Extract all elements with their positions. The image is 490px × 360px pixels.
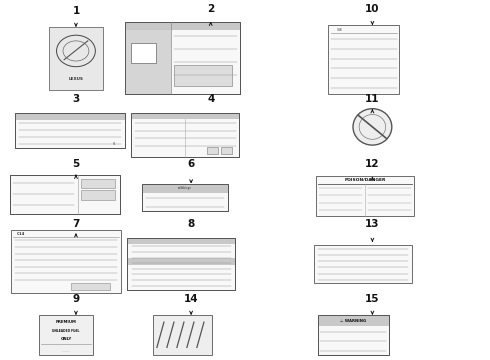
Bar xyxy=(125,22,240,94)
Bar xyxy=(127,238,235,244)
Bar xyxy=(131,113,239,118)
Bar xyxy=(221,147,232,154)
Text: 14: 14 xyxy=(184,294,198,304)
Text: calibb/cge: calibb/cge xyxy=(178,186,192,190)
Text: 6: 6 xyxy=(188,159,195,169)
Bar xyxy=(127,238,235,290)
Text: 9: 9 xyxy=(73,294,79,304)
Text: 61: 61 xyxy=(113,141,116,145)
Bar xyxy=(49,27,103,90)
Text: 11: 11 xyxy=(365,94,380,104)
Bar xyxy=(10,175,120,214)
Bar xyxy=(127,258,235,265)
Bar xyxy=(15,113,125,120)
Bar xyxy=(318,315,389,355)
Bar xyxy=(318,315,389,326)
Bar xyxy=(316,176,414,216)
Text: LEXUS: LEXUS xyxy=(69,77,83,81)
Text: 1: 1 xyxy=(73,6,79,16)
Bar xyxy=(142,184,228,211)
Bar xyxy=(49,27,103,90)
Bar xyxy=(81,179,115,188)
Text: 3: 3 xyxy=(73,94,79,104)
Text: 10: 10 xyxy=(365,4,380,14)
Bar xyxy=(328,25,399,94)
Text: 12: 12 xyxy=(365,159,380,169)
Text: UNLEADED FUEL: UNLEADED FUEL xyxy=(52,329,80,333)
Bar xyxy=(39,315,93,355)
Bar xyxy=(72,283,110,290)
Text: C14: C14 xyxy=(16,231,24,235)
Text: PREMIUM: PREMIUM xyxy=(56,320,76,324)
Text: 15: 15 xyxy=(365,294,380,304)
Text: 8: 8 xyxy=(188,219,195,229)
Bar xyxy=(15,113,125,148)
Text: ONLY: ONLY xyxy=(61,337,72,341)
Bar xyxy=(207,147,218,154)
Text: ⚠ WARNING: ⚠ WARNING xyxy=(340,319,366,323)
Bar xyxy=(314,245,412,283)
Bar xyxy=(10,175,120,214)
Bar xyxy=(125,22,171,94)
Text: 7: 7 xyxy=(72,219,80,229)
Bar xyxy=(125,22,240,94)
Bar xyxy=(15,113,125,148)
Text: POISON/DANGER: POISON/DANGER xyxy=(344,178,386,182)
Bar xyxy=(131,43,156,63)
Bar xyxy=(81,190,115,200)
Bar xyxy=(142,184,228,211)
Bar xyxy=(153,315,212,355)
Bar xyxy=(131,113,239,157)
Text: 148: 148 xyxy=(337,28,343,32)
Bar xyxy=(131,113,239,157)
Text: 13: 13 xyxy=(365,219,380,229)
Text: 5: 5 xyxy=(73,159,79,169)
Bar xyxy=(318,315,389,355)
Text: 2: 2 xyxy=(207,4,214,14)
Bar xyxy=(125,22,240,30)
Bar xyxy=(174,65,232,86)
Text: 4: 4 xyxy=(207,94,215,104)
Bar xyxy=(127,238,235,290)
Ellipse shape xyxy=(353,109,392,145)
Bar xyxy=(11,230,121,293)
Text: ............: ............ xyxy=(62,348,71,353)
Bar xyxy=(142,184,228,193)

────

:: DIRECTION ::
Collect each row above that contains the word "Extract" and copy it in full.

:: OUTPUT FOR THIS EXERCISE ::
Extract all elements with their positions. The image is 490px × 360px pixels.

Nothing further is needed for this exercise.